AIM OF THE TASK: Will you write out, word for word, every line from the one with "What text is on this page?" to the final line of the data below, with the pictures left out?

RECORDS PROVIDED:
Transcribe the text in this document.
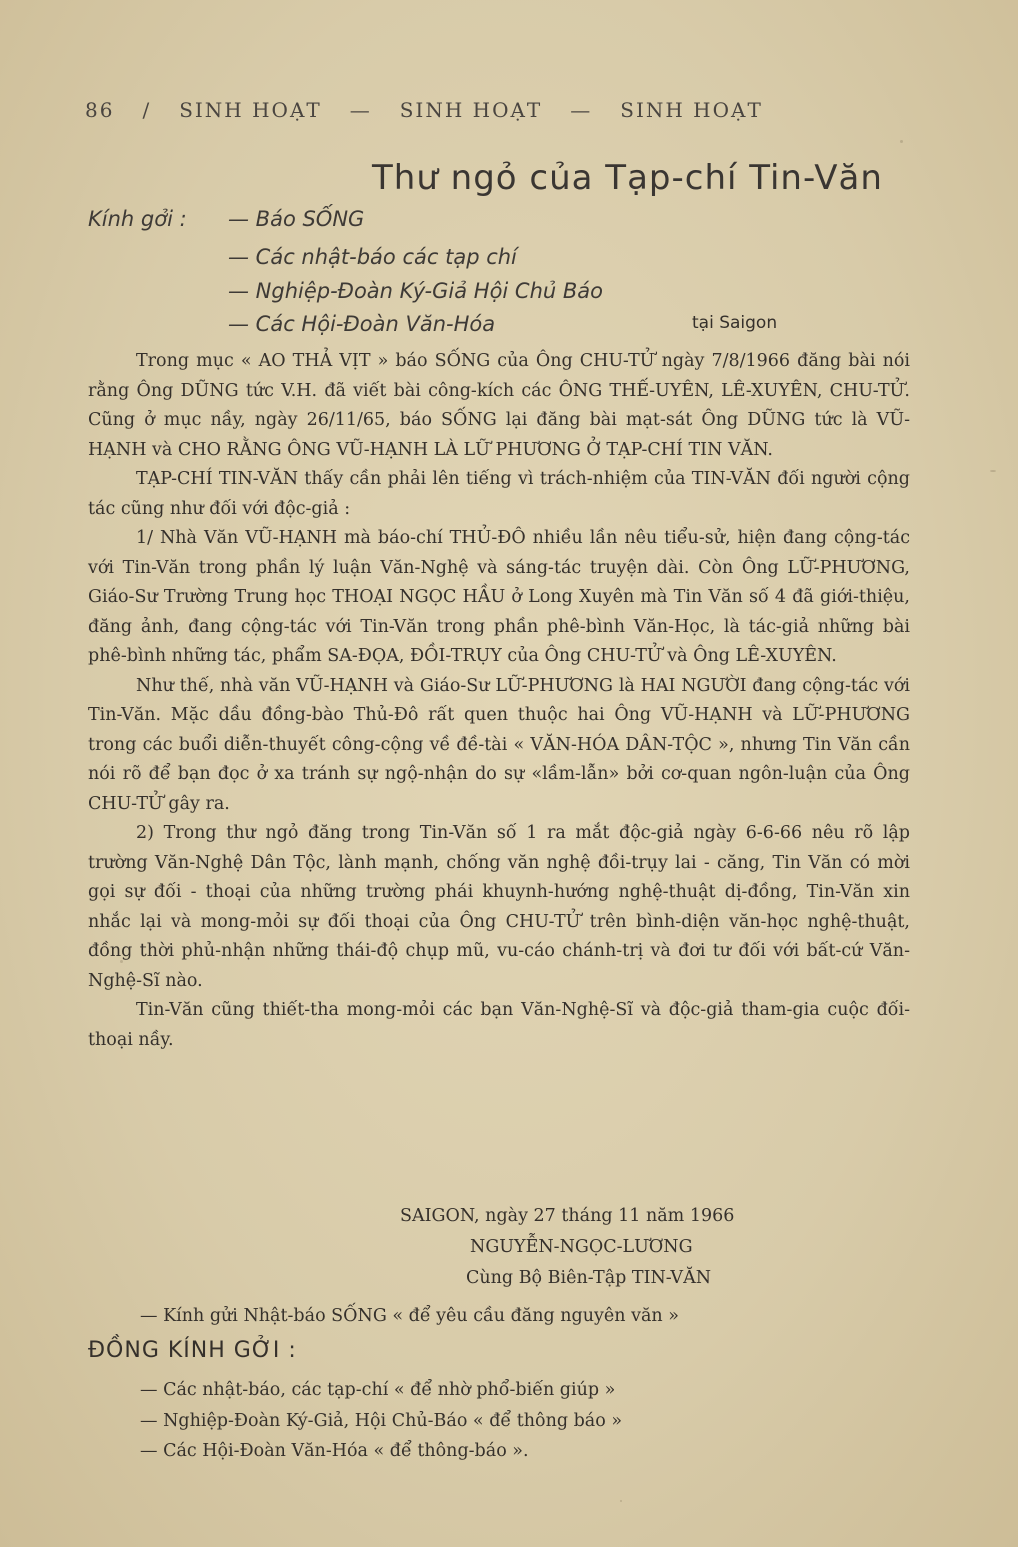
86 / SINH HOẠT — SINH HOẠT — SINH HOẠT
Thư ngỏ của Tạp-chí Tin-Văn
Kính gởi : — Báo SỐNG
— Các nhật-báo các tạp chí
— Nghiệp-Đoàn Ký-Giả Hội Chủ Báo
— Các Hội-Đoàn Văn-Hóa	tại Saigon

Trong mục « AO THẢ VỊT » báo SỐNG của Ông CHU-TỬ ngày 7/8/1966 đăng bài nói rằng Ông DŨNG tức V.H. đã viết bài công-kích các ÔNG THẾ-UYÊN, LÊ-XUYÊN, CHU-TỬ. Cũng ở mục nầy, ngày 26/11/65, báo SỐNG lại đăng bài mạt-sát Ông DŨNG tức là VŨ-HẠNH và CHO RẰNG ÔNG VŨ-HẠNH LÀ LỮ PHƯƠNG Ở TẠP-CHÍ TIN VĂN.

TẠP-CHÍ TIN-VĂN thấy cần phải lên tiếng vì trách-nhiệm của TIN-VĂN đối người cộng tác cũng như đối với độc-giả :

1/ Nhà Văn VŨ-HẠNH mà báo-chí THỦ-ĐÔ nhiều lần nêu tiểu-sử, hiện đang cộng-tác với Tin-Văn trong phần lý luận Văn-Nghệ và sáng-tác truyện dài. Còn Ông LỮ-PHƯƠNG, Giáo-Sư Trường Trung học THOẠI NGỌC HẦU ở Long Xuyên mà Tin Văn số 4 đã giới-thiệu, đăng ảnh, đang cộng-tác với Tin-Văn trong phần phê-bình Văn-Học, là tác-giả những bài phê-bình những tác, phẩm SA-ĐỌA, ĐỒI-TRỤY của Ông CHU-TỬ và Ông LÊ-XUYÊN.

Như thế, nhà văn VŨ-HẠNH và Giáo-Sư LỮ-PHƯƠNG là HAI NGƯỜI đang cộng-tác với Tin-Văn. Mặc dầu đồng-bào Thủ-Đô rất quen thuộc hai Ông VŨ-HẠNH và LỮ-PHƯƠNG trong các buổi diễn-thuyết công-cộng về đề-tài « VĂN-HÓA DÂN-TỘC », nhưng Tin Văn cần nói rõ để bạn đọc ở xa tránh sự ngộ-nhận do sự «lầm-lẫn» bởi cơ-quan ngôn-luận của Ông CHU-TỬ gây ra.

2) Trong thư ngỏ đăng trong Tin-Văn số 1 ra mắt độc-giả ngày 6-6-66 nêu rõ lập trường Văn-Nghệ Dân Tộc, lành mạnh, chống văn nghệ đồi-trụy lai - căng, Tin Văn có mời gọi sự đối - thoại của những trường phái khuynh-hướng nghệ-thuật dị-đồng, Tin-Văn xin nhắc lại và mong-mỏi sự đối thoại của Ông CHU-TỬ trên bình-diện văn-học nghệ-thuật, đồng thời phủ-nhận những thái-độ chụp mũ, vu-cáo chánh-trị và đơi tư đối với bất-cứ Văn-Nghệ-Sĩ nào.

Tin-Văn cũng thiết-tha mong-mỏi các bạn Văn-Nghệ-Sĩ và độc-giả tham-gia cuộc đối-thoại nầy.

SAIGON, ngày 27 tháng 11 năm 1966
NGUYỄN-NGỌC-LƯƠNG
Cùng Bộ Biên-Tập TIN-VĂN
— Kính gửi Nhật-báo SỐNG « để yêu cầu đăng nguyên văn »
ĐỒNG KÍNH GỞI :
— Các nhật-báo, các tạp-chí « để nhờ phổ-biến giúp »
— Nghiệp-Đoàn Ký-Giả, Hội Chủ-Báo « để thông báo »
— Các Hội-Đoàn Văn-Hóa « để thông-báo ».
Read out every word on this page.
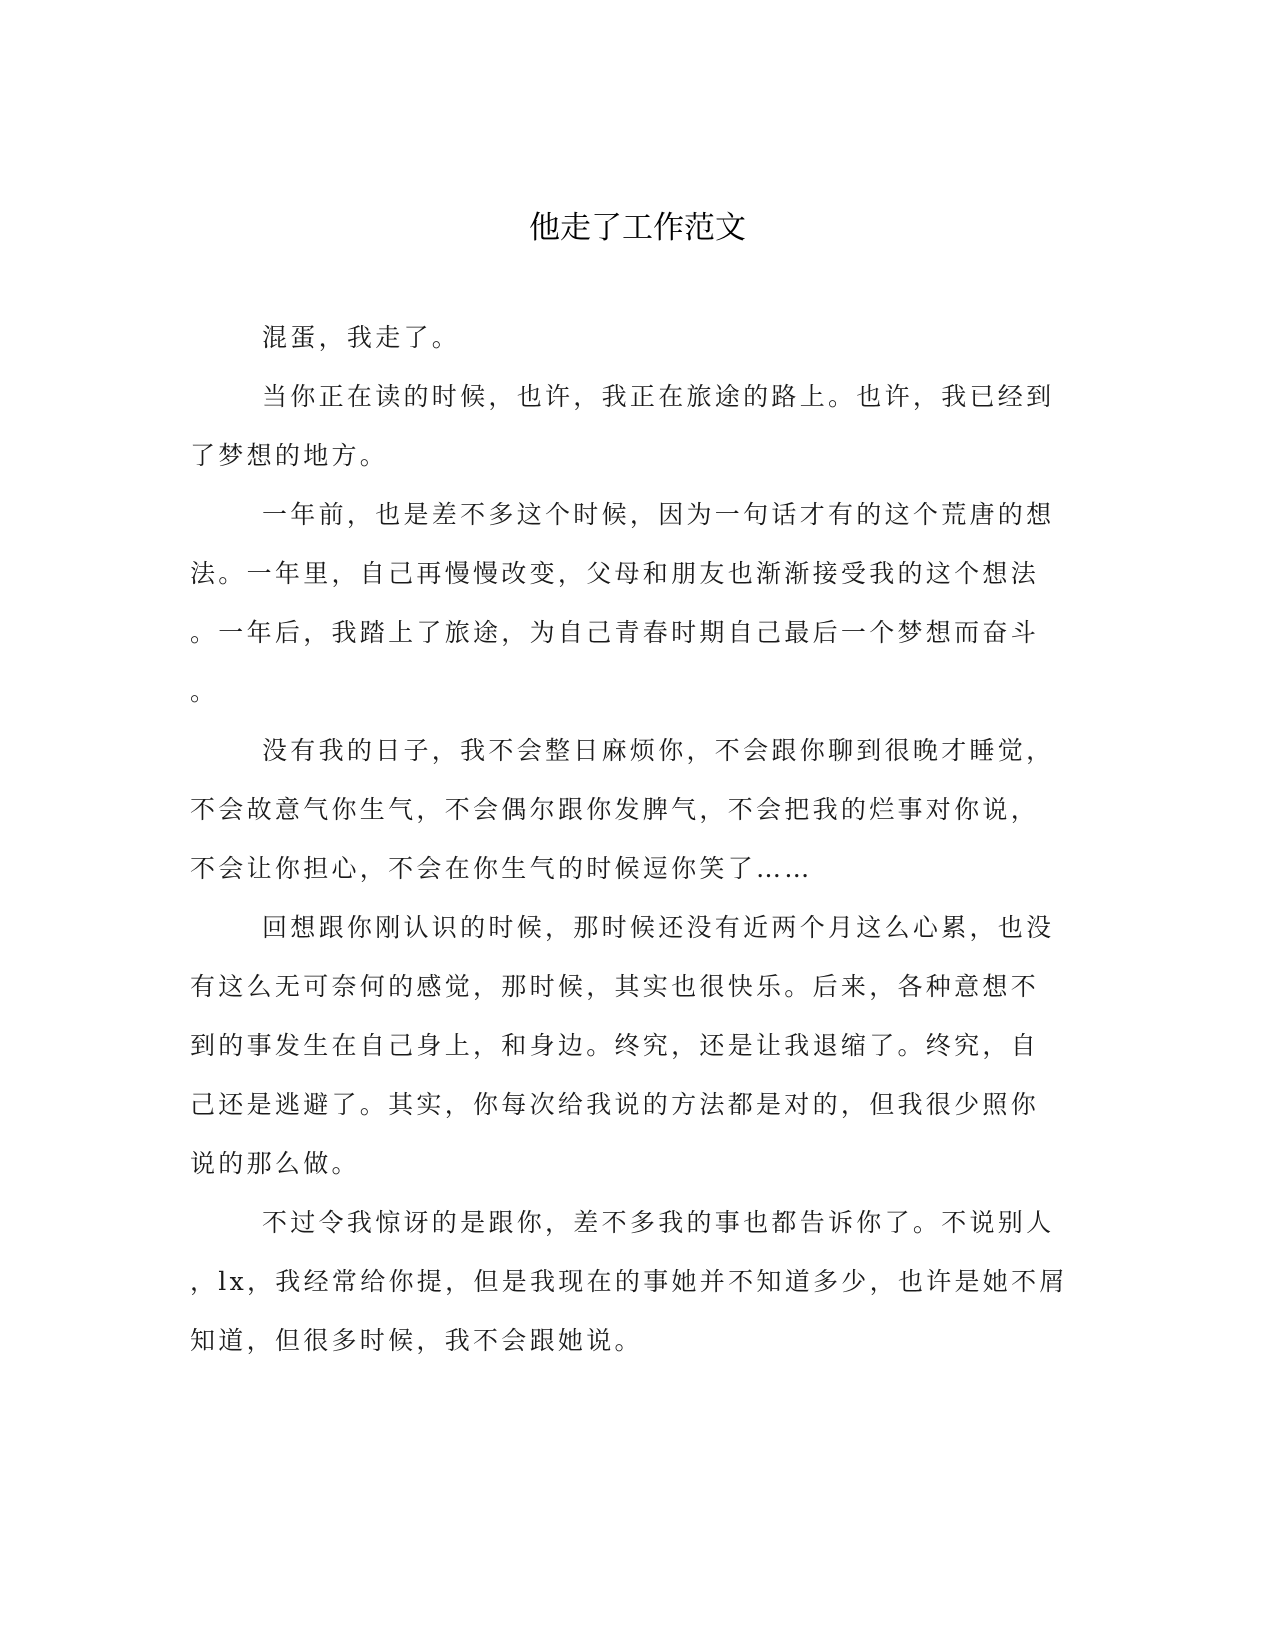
他走了工作范文
混蛋，我走了。
当你正在读的时候，也许，我正在旅途的路上。也许，我已经到
了梦想的地方。
一年前，也是差不多这个时候，因为一句话才有的这个荒唐的想
法。一年里，自己再慢慢改变，父母和朋友也渐渐接受我的这个想法
。一年后，我踏上了旅途，为自己青春时期自己最后一个梦想而奋斗
。
没有我的日子，我不会整日麻烦你，不会跟你聊到很晚才睡觉，
不会故意气你生气，不会偶尔跟你发脾气，不会把我的烂事对你说，
不会让你担心，不会在你生气的时候逗你笑了……
回想跟你刚认识的时候，那时候还没有近两个月这么心累，也没
有这么无可奈何的感觉，那时候，其实也很快乐。后来，各种意想不
到的事发生在自己身上，和身边。终究，还是让我退缩了。终究，自
己还是逃避了。其实，你每次给我说的方法都是对的，但我很少照你
说的那么做。
不过令我惊讶的是跟你，差不多我的事也都告诉你了。不说别人
，lx，我经常给你提，但是我现在的事她并不知道多少，也许是她不屑
知道，但很多时候，我不会跟她说。
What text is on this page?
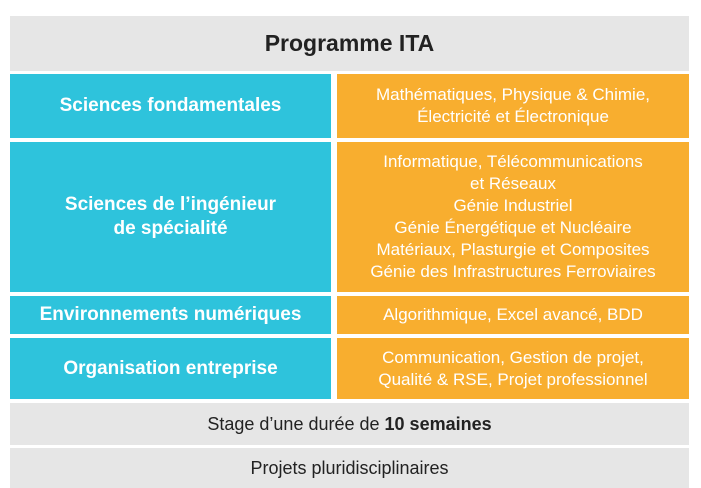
Programme ITA
Sciences fondamentales
Mathématiques, Physique & Chimie,
Électricité et Électronique
Sciences de l’ingénieur
de spécialité
Informatique, Télécommunications
et Réseaux
Génie Industriel
Génie Énergétique et Nucléaire
Matériaux, Plasturgie et Composites
Génie des Infrastructures Ferroviaires
Environnements numériques	Algorithmique, Excel avancé, BDD
Organisation entreprise
Communication, Gestion de projet,
Qualité & RSE, Projet professionnel
Stage d’une durée de 10 semaines
Projets pluridisciplinaires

CORRECT RESPONSE:
What text is on this page?
Programme ITA
Sciences fondamentales
Mathématiques, Physique & Chimie,
Électricité et Électronique
Sciences de l’ingénieur
de spécialité
Informatique, Télécommunications
et Réseaux
Génie Industriel
Génie Énergétique et Nucléaire
Matériaux, Plasturgie et Composites
Génie des Infrastructures Ferroviaires
Environnements numériques	Algorithmique, Excel avancé, BDD
Organisation entreprise
Communication, Gestion de projet,
Qualité & RSE, Projet professionnel
Stage d’une durée de 10 semaines
Projets pluridisciplinaires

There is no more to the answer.